→ Records for this task:
______

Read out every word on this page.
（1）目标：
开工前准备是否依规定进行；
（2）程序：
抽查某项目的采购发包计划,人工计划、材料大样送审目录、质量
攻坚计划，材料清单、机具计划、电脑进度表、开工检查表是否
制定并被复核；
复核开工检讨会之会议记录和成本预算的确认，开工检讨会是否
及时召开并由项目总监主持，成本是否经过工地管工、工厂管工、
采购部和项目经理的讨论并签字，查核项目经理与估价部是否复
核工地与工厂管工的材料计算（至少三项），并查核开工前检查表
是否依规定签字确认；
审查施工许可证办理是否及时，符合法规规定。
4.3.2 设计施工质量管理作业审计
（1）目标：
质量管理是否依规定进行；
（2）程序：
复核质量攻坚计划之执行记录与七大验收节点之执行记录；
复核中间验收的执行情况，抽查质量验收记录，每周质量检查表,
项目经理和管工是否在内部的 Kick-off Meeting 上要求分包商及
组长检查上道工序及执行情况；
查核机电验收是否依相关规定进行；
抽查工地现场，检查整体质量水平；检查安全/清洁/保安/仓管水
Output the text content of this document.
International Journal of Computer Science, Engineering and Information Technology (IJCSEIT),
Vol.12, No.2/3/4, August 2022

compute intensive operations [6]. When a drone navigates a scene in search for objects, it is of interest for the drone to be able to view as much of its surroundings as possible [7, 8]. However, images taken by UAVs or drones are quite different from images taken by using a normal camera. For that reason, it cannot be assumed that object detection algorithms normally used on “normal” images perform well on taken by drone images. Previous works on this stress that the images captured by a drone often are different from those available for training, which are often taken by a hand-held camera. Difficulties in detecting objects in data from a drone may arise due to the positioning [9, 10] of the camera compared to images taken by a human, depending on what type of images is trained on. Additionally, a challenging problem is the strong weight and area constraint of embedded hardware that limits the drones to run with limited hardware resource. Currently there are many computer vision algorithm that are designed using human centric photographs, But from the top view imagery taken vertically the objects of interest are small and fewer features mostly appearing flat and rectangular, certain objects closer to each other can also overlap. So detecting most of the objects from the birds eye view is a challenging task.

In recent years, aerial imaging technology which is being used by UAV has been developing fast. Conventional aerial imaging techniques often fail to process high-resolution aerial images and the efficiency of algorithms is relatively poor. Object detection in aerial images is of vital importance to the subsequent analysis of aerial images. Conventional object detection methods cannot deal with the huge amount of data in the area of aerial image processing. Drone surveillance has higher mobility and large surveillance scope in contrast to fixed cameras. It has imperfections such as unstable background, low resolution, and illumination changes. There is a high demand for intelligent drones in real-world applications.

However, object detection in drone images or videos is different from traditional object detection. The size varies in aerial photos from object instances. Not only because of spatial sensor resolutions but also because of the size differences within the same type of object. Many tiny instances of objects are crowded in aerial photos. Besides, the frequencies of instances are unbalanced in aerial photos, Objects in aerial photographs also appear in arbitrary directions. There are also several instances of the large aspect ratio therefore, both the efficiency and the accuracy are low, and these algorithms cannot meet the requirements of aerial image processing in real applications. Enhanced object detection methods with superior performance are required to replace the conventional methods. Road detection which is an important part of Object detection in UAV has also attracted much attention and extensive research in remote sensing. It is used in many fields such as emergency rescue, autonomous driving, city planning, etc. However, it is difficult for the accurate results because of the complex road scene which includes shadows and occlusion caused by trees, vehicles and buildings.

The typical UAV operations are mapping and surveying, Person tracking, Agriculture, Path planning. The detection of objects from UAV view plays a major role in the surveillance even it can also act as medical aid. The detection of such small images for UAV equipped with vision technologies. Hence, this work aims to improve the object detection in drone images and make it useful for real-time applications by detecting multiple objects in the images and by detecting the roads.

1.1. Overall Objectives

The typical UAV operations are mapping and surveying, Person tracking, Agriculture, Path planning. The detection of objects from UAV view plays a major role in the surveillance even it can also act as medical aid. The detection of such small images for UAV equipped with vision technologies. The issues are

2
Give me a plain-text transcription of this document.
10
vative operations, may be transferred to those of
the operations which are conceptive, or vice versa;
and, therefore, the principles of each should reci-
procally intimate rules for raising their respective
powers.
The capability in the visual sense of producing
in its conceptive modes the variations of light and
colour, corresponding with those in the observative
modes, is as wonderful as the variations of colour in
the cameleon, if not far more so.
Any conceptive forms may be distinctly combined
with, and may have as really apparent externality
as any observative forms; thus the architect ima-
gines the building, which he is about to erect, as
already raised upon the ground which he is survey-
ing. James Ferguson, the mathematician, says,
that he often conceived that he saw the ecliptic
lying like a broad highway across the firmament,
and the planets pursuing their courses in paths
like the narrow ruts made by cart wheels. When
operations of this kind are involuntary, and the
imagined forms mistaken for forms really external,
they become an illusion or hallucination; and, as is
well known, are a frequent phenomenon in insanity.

______

→ Problem description:
Output the listing above exactly as it appears.

→ Task result:
Read out every word on this page.
（1）目标：
开工前准备是否依规定进行；
（2）程序：
抽查某项目的采购发包计划,人工计划、材料大样送审目录、质量
攻坚计划，材料清单、机具计划、电脑进度表、开工检查表是否
制定并被复核；
复核开工检讨会之会议记录和成本预算的确认，开工检讨会是否
及时召开并由项目总监主持，成本是否经过工地管工、工厂管工、
采购部和项目经理的讨论并签字，查核项目经理与估价部是否复
核工地与工厂管工的材料计算（至少三项），并查核开工前检查表
是否依规定签字确认；
审查施工许可证办理是否及时，符合法规规定。
4.3.2 设计施工质量管理作业审计
（1）目标：
质量管理是否依规定进行；
（2）程序：
复核质量攻坚计划之执行记录与七大验收节点之执行记录；
复核中间验收的执行情况，抽查质量验收记录，每周质量检查表,
项目经理和管工是否在内部的 Kick-off Meeting 上要求分包商及
组长检查上道工序及执行情况；
查核机电验收是否依相关规定进行；
抽查工地现场，检查整体质量水平；检查安全/清洁/保安/仓管水
Output the text content of this document.
International Journal of Computer Science, Engineering and Information Technology (IJCSEIT),
Vol.12, No.2/3/4, August 2022

compute intensive operations [6]. When a drone navigates a scene in search for objects, it is of interest for the drone to be able to view as much of its surroundings as possible [7, 8]. However, images taken by UAVs or drones are quite different from images taken by using a normal camera. For that reason, it cannot be assumed that object detection algorithms normally used on “normal” images perform well on taken by drone images. Previous works on this stress that the images captured by a drone often are different from those available for training, which are often taken by a hand-held camera. Difficulties in detecting objects in data from a drone may arise due to the positioning [9, 10] of the camera compared to images taken by a human, depending on what type of images is trained on. Additionally, a challenging problem is the strong weight and area constraint of embedded hardware that limits the drones to run with limited hardware resource. Currently there are many computer vision algorithm that are designed using human centric photographs, But from the top view imagery taken vertically the objects of interest are small and fewer features mostly appearing flat and rectangular, certain objects closer to each other can also overlap. So detecting most of the objects from the birds eye view is a challenging task.

In recent years, aerial imaging technology which is being used by UAV has been developing fast. Conventional aerial imaging techniques often fail to process high-resolution aerial images and the efficiency of algorithms is relatively poor. Object detection in aerial images is of vital importance to the subsequent analysis of aerial images. Conventional object detection methods cannot deal with the huge amount of data in the area of aerial image processing. Drone surveillance has higher mobility and large surveillance scope in contrast to fixed cameras. It has imperfections such as unstable background, low resolution, and illumination changes. There is a high demand for intelligent drones in real-world applications.

However, object detection in drone images or videos is different from traditional object detection. The size varies in aerial photos from object instances. Not only because of spatial sensor resolutions but also because of the size differences within the same type of object. Many tiny instances of objects are crowded in aerial photos. Besides, the frequencies of instances are unbalanced in aerial photos, Objects in aerial photographs also appear in arbitrary directions. There are also several instances of the large aspect ratio therefore, both the efficiency and the accuracy are low, and these algorithms cannot meet the requirements of aerial image processing in real applications. Enhanced object detection methods with superior performance are required to replace the conventional methods. Road detection which is an important part of Object detection in UAV has also attracted much attention and extensive research in remote sensing. It is used in many fields such as emergency rescue, autonomous driving, city planning, etc. However, it is difficult for the accurate results because of the complex road scene which includes shadows and occlusion caused by trees, vehicles and buildings.

The typical UAV operations are mapping and surveying, Person tracking, Agriculture, Path planning. The detection of objects from UAV view plays a major role in the surveillance even it can also act as medical aid. The detection of such small images for UAV equipped with vision technologies. Hence, this work aims to improve the object detection in drone images and make it useful for real-time applications by detecting multiple objects in the images and by detecting the roads.

1.1. Overall Objectives

The typical UAV operations are mapping and surveying, Person tracking, Agriculture, Path planning. The detection of objects from UAV view plays a major role in the surveillance even it can also act as medical aid. The detection of such small images for UAV equipped with vision technologies. The issues are

2
Give me a plain-text transcription of this document.
10
vative operations, may be transferred to those of
the operations which are conceptive, or vice versa;
and, therefore, the principles of each should reci-
procally intimate rules for raising their respective
powers.
The capability in the visual sense of producing
in its conceptive modes the variations of light and
colour, corresponding with those in the observative
modes, is as wonderful as the variations of colour in
the cameleon, if not far more so.
Any conceptive forms may be distinctly combined
with, and may have as really apparent externality
as any observative forms; thus the architect ima-
gines the building, which he is about to erect, as
already raised upon the ground which he is survey-
ing. James Ferguson, the mathematician, says,
that he often conceived that he saw the ecliptic
lying like a broad highway across the firmament,
and the planets pursuing their courses in paths
like the narrow ruts made by cart wheels. When
operations of this kind are involuntary, and the
imagined forms mistaken for forms really external,
they become an illusion or hallucination; and, as is
well known, are a frequent phenomenon in insanity.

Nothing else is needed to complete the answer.